(Saved data entries)
• • •

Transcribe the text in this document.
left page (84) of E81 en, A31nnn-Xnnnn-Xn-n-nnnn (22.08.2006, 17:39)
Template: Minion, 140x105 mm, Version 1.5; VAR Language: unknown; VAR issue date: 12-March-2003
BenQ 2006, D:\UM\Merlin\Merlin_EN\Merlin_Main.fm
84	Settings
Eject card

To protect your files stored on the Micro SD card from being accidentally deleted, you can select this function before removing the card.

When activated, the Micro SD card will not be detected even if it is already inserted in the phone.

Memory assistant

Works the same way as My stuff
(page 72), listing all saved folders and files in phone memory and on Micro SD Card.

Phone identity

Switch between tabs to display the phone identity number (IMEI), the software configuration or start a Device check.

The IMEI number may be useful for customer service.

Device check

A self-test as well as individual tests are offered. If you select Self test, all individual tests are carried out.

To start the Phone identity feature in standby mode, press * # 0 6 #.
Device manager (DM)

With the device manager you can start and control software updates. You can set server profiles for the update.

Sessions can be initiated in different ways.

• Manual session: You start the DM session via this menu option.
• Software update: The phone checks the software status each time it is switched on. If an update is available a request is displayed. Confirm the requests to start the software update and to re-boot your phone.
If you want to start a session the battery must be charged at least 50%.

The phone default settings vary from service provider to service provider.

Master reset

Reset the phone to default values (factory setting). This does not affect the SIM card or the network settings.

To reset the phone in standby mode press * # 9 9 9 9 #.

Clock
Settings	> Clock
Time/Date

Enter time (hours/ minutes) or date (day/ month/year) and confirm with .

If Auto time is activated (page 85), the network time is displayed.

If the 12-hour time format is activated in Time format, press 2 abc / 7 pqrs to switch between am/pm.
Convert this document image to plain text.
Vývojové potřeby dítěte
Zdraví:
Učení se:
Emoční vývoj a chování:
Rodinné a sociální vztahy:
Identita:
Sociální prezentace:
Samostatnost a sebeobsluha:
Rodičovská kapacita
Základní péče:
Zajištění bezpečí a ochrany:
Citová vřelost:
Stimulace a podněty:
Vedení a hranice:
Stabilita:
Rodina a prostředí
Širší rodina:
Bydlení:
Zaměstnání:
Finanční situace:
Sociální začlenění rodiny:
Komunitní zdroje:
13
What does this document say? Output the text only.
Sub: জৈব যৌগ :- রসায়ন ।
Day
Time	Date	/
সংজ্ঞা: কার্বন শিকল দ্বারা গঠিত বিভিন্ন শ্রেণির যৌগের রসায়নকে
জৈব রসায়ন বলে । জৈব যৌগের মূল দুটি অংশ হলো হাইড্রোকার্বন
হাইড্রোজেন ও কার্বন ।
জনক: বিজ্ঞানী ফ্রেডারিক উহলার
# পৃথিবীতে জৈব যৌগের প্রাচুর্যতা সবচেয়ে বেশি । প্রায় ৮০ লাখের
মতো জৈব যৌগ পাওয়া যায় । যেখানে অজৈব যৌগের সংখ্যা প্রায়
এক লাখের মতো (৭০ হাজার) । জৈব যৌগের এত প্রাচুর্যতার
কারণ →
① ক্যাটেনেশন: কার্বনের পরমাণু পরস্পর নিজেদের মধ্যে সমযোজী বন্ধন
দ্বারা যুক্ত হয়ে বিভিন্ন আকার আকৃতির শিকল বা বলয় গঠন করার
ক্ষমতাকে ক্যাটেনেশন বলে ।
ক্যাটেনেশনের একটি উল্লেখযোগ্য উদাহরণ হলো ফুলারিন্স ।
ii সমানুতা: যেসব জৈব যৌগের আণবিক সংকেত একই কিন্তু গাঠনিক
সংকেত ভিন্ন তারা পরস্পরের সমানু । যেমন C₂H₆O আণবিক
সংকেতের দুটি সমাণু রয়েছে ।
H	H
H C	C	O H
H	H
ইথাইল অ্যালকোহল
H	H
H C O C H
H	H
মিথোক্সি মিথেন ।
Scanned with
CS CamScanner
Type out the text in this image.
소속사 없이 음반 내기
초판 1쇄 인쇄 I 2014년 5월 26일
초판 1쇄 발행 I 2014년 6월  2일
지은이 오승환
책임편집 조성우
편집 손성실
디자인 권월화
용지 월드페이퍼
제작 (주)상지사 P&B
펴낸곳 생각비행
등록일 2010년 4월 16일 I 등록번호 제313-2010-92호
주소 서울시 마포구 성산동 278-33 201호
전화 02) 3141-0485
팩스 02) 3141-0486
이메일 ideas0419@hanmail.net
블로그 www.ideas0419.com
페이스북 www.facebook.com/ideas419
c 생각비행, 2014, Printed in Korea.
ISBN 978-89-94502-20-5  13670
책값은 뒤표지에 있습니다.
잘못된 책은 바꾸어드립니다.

• • •

EXERCISE BRIEF
Pull out all lines from the listing that contain the string "does".

SOLVED EXERCISE
Reset the phone to default values (factory setting). This does not affect the SIM card or the network settings.
What does this document say? Output the text only.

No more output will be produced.